WHAT NEEDS TO BE DONE: Transcribe every line, keeping it exact.
>>
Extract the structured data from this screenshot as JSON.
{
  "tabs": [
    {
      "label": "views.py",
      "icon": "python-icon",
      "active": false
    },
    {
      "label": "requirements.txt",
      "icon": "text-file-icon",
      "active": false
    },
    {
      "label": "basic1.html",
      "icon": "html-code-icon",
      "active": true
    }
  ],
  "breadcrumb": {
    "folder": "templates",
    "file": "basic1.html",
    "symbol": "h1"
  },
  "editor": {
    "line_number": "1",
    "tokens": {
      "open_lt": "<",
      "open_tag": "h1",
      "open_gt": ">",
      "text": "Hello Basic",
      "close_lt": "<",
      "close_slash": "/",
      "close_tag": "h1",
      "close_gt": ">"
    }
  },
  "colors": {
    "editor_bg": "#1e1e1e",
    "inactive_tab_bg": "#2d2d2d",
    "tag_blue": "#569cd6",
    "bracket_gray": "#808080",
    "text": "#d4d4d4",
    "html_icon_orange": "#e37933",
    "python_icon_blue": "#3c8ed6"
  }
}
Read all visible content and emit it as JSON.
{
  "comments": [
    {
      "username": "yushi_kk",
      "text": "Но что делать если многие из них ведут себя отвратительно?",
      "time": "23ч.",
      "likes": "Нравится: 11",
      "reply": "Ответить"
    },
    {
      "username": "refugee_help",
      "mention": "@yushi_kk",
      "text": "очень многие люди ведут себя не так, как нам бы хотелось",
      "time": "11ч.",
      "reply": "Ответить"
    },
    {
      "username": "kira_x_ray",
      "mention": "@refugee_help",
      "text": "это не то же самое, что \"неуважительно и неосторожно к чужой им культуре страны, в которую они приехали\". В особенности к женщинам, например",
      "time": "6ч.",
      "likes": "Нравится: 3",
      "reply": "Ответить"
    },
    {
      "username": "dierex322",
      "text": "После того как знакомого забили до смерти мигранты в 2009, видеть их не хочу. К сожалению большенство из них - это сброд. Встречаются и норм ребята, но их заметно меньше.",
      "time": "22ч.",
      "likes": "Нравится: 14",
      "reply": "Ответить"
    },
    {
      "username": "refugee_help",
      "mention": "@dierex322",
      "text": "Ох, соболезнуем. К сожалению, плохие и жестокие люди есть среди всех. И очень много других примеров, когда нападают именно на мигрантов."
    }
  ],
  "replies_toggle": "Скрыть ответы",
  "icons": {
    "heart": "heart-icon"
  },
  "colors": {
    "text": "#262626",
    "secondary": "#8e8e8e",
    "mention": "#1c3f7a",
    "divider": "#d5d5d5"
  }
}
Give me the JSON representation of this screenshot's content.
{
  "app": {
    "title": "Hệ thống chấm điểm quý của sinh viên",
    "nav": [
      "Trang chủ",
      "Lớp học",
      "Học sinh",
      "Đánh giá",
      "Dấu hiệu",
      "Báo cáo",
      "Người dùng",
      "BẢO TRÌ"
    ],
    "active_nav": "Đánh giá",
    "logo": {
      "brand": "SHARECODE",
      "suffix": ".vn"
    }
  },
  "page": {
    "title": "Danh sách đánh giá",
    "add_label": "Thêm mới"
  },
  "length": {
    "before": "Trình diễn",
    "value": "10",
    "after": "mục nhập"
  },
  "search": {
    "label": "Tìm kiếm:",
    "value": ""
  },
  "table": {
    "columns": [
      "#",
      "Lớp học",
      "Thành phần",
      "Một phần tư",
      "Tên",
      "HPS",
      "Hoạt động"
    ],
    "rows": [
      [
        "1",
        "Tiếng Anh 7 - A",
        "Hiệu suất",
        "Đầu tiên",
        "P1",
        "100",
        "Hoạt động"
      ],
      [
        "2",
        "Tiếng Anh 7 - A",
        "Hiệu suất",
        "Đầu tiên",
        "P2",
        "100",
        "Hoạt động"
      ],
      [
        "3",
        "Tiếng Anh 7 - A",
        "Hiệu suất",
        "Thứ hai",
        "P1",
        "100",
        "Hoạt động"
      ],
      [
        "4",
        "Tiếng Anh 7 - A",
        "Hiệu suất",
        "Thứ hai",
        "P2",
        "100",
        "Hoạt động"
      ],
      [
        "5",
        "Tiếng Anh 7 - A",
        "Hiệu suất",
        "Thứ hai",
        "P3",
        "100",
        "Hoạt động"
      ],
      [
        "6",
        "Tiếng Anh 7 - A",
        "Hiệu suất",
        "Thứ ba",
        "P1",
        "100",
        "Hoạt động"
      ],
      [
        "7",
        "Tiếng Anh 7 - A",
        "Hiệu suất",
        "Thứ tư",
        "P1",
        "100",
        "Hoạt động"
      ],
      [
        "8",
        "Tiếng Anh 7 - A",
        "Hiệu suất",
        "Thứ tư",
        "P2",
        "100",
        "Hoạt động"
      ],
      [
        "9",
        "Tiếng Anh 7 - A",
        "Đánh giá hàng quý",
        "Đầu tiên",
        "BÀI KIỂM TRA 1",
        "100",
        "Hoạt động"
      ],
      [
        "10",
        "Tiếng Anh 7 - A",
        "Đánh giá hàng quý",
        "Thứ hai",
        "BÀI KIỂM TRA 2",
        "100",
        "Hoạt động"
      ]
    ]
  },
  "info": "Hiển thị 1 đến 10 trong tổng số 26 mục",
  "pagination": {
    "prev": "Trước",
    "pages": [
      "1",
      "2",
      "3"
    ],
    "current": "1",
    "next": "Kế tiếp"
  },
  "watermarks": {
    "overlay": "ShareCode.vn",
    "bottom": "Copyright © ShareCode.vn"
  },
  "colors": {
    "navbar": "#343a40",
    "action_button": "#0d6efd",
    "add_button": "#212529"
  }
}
<<
OUTPUT OF THE EXERCISE:
Extract the structured data from this screenshot as JSON.
{
  "tabs": [
    {
      "label": "views.py",
      "icon": "python-icon",
      "active": false
    },
    {
      "label": "requirements.txt",
      "icon": "text-file-icon",
      "active": false
    },
    {
      "label": "basic1.html",
      "icon": "html-code-icon",
      "active": true
    }
  ],
  "breadcrumb": {
    "folder": "templates",
    "file": "basic1.html",
    "symbol": "h1"
  },
  "editor": {
    "line_number": "1",
    "tokens": {
      "open_lt": "<",
      "open_tag": "h1",
      "open_gt": ">",
      "text": "Hello Basic",
      "close_lt": "<",
      "close_slash": "/",
      "close_tag": "h1",
      "close_gt": ">"
    }
  },
  "colors": {
    "editor_bg": "#1e1e1e",
    "inactive_tab_bg": "#2d2d2d",
    "tag_blue": "#569cd6",
    "bracket_gray": "#808080",
    "text": "#d4d4d4",
    "html_icon_orange": "#e37933",
    "python_icon_blue": "#3c8ed6"
  }
}
Read all visible content and emit it as JSON.
{
  "comments": [
    {
      "username": "yushi_kk",
      "text": "Но что делать если многие из них ведут себя отвратительно?",
      "time": "23ч.",
      "likes": "Нравится: 11",
      "reply": "Ответить"
    },
    {
      "username": "refugee_help",
      "mention": "@yushi_kk",
      "text": "очень многие люди ведут себя не так, как нам бы хотелось",
      "time": "11ч.",
      "reply": "Ответить"
    },
    {
      "username": "kira_x_ray",
      "mention": "@refugee_help",
      "text": "это не то же самое, что \"неуважительно и неосторожно к чужой им культуре страны, в которую они приехали\". В особенности к женщинам, например",
      "time": "6ч.",
      "likes": "Нравится: 3",
      "reply": "Ответить"
    },
    {
      "username": "dierex322",
      "text": "После того как знакомого забили до смерти мигранты в 2009, видеть их не хочу. К сожалению большенство из них - это сброд. Встречаются и норм ребята, но их заметно меньше.",
      "time": "22ч.",
      "likes": "Нравится: 14",
      "reply": "Ответить"
    },
    {
      "username": "refugee_help",
      "mention": "@dierex322",
      "text": "Ох, соболезнуем. К сожалению, плохие и жестокие люди есть среди всех. И очень много других примеров, когда нападают именно на мигрантов."
    }
  ],
  "replies_toggle": "Скрыть ответы",
  "icons": {
    "heart": "heart-icon"
  },
  "colors": {
    "text": "#262626",
    "secondary": "#8e8e8e",
    "mention": "#1c3f7a",
    "divider": "#d5d5d5"
  }
}
Give me the JSON representation of this screenshot's content.
{
  "app": {
    "title": "Hệ thống chấm điểm quý của sinh viên",
    "nav": [
      "Trang chủ",
      "Lớp học",
      "Học sinh",
      "Đánh giá",
      "Dấu hiệu",
      "Báo cáo",
      "Người dùng",
      "BẢO TRÌ"
    ],
    "active_nav": "Đánh giá",
    "logo": {
      "brand": "SHARECODE",
      "suffix": ".vn"
    }
  },
  "page": {
    "title": "Danh sách đánh giá",
    "add_label": "Thêm mới"
  },
  "length": {
    "before": "Trình diễn",
    "value": "10",
    "after": "mục nhập"
  },
  "search": {
    "label": "Tìm kiếm:",
    "value": ""
  },
  "table": {
    "columns": [
      "#",
      "Lớp học",
      "Thành phần",
      "Một phần tư",
      "Tên",
      "HPS",
      "Hoạt động"
    ],
    "rows": [
      [
        "1",
        "Tiếng Anh 7 - A",
        "Hiệu suất",
        "Đầu tiên",
        "P1",
        "100",
        "Hoạt động"
      ],
      [
        "2",
        "Tiếng Anh 7 - A",
        "Hiệu suất",
        "Đầu tiên",
        "P2",
        "100",
        "Hoạt động"
      ],
      [
        "3",
        "Tiếng Anh 7 - A",
        "Hiệu suất",
        "Thứ hai",
        "P1",
        "100",
        "Hoạt động"
      ],
      [
        "4",
        "Tiếng Anh 7 - A",
        "Hiệu suất",
        "Thứ hai",
        "P2",
        "100",
        "Hoạt động"
      ],
      [
        "5",
        "Tiếng Anh 7 - A",
        "Hiệu suất",
        "Thứ hai",
        "P3",
        "100",
        "Hoạt động"
      ],
      [
        "6",
        "Tiếng Anh 7 - A",
        "Hiệu suất",
        "Thứ ba",
        "P1",
        "100",
        "Hoạt động"
      ],
      [
        "7",
        "Tiếng Anh 7 - A",
        "Hiệu suất",
        "Thứ tư",
        "P1",
        "100",
        "Hoạt động"
      ],
      [
        "8",
        "Tiếng Anh 7 - A",
        "Hiệu suất",
        "Thứ tư",
        "P2",
        "100",
        "Hoạt động"
      ],
      [
        "9",
        "Tiếng Anh 7 - A",
        "Đánh giá hàng quý",
        "Đầu tiên",
        "BÀI KIỂM TRA 1",
        "100",
        "Hoạt động"
      ],
      [
        "10",
        "Tiếng Anh 7 - A",
        "Đánh giá hàng quý",
        "Thứ hai",
        "BÀI KIỂM TRA 2",
        "100",
        "Hoạt động"
      ]
    ]
  },
  "info": "Hiển thị 1 đến 10 trong tổng số 26 mục",
  "pagination": {
    "prev": "Trước",
    "pages": [
      "1",
      "2",
      "3"
    ],
    "current": "1",
    "next": "Kế tiếp"
  },
  "watermarks": {
    "overlay": "ShareCode.vn",
    "bottom": "Copyright © ShareCode.vn"
  },
  "colors": {
    "navbar": "#343a40",
    "action_button": "#0d6efd",
    "add_button": "#212529"
  }
}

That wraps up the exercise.